Exercise details — Copy every line of the following data that includes the string "accounts".

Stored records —
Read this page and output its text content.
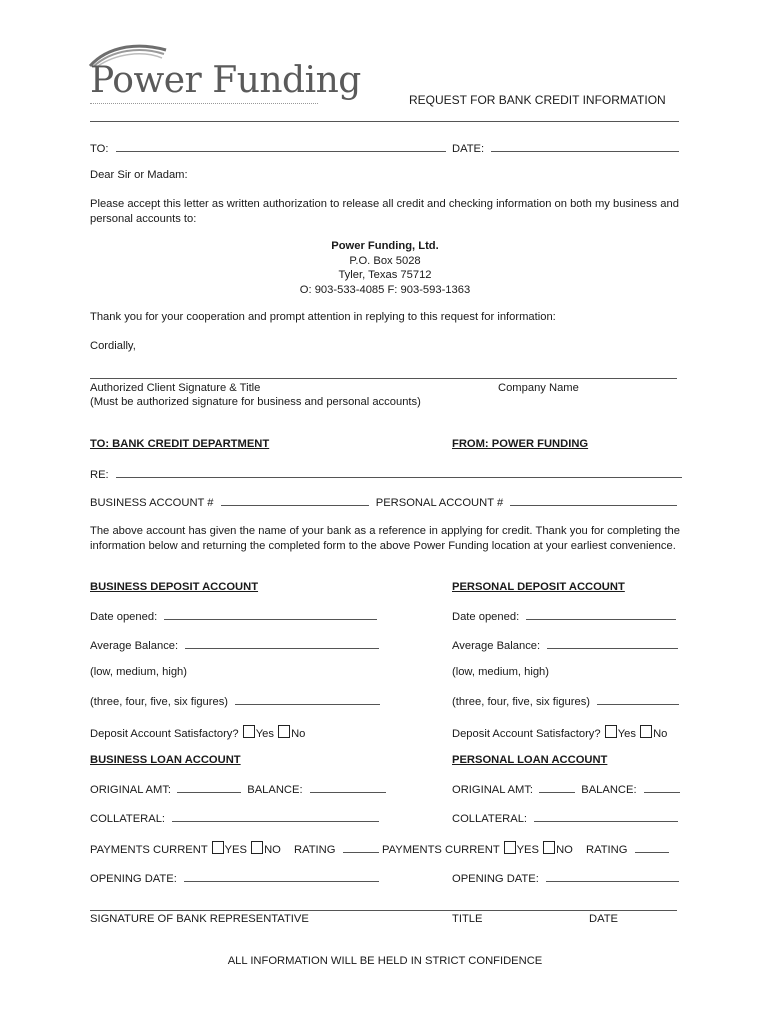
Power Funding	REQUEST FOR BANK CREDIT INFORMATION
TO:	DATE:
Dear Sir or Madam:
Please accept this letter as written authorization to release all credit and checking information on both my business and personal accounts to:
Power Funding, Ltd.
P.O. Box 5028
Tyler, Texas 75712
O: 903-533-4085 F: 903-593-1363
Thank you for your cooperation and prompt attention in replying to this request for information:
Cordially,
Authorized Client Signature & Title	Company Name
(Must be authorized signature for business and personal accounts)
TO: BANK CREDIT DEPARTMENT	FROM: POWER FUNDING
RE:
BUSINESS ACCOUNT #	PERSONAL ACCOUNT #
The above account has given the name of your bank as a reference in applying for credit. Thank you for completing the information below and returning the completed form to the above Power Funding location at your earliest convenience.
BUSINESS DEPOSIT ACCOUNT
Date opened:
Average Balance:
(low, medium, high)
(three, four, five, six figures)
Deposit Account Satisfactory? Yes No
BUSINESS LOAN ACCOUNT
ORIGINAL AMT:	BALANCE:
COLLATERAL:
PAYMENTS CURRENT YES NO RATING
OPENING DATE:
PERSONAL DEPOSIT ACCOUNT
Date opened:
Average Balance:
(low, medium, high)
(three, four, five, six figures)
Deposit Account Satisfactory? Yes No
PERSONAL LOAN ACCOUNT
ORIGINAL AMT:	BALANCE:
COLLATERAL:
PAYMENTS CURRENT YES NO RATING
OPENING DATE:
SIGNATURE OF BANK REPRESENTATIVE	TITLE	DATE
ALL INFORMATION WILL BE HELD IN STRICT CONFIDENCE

Full output —
Please accept this letter as written authorization to release all credit and checking information on both my business and personal accounts to:
(Must be authorized signature for business and personal accounts)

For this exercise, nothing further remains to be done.